» EXERCISE INPUT

⟨

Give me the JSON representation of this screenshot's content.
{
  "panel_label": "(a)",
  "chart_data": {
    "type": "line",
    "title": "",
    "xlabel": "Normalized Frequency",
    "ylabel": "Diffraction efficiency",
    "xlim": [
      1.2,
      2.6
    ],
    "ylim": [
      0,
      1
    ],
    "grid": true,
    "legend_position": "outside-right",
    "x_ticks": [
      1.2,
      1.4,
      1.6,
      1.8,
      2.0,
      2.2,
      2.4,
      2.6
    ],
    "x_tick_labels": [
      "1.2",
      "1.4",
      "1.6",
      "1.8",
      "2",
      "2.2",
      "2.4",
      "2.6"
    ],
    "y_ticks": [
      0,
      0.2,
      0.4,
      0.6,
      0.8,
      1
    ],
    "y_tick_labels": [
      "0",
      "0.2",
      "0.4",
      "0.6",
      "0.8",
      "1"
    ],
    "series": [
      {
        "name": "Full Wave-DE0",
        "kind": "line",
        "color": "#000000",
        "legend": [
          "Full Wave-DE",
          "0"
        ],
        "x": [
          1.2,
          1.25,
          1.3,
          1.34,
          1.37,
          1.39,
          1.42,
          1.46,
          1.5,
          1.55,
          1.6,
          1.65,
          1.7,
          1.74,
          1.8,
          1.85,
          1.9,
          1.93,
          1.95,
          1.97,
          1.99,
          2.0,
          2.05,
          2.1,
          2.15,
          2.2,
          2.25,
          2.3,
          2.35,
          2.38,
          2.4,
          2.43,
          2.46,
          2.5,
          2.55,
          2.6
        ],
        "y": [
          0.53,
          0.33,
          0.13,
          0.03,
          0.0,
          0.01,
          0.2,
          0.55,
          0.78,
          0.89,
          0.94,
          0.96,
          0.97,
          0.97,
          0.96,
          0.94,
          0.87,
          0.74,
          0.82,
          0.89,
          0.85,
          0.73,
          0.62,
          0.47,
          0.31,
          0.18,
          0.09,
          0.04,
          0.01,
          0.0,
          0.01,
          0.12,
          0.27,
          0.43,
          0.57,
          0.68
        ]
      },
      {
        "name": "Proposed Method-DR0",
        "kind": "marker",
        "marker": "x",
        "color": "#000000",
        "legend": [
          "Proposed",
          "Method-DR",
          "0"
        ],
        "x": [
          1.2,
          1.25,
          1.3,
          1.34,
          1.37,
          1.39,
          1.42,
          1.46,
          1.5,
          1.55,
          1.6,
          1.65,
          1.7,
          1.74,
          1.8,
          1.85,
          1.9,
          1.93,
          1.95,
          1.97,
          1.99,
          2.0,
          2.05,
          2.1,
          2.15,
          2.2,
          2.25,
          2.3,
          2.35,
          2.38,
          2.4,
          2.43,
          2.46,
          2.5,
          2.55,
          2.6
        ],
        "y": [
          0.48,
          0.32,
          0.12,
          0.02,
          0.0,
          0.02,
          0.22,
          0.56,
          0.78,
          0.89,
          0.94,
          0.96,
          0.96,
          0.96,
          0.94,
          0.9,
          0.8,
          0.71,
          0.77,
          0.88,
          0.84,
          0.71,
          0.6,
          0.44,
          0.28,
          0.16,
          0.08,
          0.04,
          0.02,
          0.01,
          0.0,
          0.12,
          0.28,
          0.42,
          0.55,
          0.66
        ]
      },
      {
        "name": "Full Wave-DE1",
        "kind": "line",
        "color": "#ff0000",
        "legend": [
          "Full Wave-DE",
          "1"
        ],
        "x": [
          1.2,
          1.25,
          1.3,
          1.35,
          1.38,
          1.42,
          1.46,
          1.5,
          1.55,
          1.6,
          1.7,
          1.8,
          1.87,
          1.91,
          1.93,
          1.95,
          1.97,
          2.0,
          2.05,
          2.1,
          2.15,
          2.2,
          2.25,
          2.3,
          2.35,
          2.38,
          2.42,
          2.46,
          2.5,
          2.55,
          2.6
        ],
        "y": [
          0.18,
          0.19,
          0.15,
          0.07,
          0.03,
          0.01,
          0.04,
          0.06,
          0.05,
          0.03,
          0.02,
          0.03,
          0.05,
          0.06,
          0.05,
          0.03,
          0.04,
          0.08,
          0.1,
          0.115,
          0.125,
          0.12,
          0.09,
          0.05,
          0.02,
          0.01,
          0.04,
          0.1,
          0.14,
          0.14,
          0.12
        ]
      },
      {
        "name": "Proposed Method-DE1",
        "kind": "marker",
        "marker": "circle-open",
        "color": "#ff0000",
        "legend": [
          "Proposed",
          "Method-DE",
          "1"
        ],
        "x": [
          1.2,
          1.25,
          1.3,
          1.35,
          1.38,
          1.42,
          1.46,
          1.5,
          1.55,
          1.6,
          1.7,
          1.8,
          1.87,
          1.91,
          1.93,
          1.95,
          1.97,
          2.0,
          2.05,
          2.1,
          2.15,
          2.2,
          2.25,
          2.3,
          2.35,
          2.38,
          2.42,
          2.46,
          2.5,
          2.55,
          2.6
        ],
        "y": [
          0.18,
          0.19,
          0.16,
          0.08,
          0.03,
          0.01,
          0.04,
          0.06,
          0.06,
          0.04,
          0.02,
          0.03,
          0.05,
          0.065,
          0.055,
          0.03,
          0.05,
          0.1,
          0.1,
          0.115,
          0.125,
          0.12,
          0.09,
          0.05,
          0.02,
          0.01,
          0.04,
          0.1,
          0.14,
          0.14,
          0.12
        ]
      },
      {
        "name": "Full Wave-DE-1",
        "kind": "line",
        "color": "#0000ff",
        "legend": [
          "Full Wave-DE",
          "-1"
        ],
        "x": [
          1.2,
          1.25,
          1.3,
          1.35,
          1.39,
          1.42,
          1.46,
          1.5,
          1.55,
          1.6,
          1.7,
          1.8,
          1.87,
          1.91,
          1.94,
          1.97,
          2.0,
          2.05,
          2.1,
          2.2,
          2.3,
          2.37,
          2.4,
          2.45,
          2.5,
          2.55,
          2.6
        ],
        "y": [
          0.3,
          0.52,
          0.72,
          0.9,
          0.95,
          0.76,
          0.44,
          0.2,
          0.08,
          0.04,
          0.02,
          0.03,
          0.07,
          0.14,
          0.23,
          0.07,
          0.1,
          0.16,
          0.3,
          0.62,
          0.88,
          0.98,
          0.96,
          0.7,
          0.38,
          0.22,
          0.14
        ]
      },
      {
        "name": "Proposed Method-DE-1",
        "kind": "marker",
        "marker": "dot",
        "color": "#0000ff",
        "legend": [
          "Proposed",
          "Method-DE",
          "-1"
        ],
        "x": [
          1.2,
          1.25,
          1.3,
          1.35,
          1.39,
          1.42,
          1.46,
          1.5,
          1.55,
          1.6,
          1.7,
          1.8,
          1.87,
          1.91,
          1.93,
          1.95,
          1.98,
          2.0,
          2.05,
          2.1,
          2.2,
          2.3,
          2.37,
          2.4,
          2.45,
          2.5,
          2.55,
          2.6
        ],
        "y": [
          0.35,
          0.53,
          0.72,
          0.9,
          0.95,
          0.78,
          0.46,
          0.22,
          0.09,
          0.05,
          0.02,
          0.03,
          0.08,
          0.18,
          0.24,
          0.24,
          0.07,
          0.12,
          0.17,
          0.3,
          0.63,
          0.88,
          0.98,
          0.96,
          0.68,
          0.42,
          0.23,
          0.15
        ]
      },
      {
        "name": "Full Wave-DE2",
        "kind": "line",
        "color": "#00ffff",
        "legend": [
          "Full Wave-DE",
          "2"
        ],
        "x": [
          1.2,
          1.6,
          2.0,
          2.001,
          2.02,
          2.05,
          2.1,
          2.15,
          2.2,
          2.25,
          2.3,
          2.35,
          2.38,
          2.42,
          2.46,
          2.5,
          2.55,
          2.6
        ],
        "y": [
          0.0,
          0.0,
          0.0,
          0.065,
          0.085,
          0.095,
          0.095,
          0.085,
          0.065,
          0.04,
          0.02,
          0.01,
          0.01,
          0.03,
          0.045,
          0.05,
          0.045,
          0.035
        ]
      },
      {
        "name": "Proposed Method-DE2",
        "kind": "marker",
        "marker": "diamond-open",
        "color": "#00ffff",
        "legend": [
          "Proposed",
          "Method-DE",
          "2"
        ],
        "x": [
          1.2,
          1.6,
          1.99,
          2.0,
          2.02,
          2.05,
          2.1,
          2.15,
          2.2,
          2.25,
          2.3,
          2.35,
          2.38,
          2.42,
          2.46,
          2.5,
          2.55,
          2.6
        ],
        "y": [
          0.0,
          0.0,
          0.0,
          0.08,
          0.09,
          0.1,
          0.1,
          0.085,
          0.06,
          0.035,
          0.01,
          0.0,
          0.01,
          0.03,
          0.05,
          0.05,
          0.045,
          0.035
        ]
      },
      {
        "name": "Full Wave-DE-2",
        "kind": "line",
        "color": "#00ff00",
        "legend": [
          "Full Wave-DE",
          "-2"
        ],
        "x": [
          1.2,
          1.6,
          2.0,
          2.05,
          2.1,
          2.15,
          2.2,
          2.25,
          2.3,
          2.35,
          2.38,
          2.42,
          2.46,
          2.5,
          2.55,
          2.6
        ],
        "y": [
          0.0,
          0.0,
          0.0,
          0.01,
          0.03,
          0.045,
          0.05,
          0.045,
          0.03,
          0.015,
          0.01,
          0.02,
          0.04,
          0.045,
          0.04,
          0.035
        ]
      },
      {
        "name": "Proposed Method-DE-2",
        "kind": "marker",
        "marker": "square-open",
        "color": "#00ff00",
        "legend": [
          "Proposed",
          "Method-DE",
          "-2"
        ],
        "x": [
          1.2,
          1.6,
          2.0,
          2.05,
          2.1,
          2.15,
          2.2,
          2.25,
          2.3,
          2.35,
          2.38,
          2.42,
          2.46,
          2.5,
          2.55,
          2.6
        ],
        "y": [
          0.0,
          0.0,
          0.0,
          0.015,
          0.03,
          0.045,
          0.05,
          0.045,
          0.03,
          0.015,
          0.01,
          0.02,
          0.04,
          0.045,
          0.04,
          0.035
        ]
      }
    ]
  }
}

⟩

» YOUR INSTRUCTIONS
In the records above, how many lines include "name"? Give that number and nothing more.

» RESPONSE TO THE TASK
10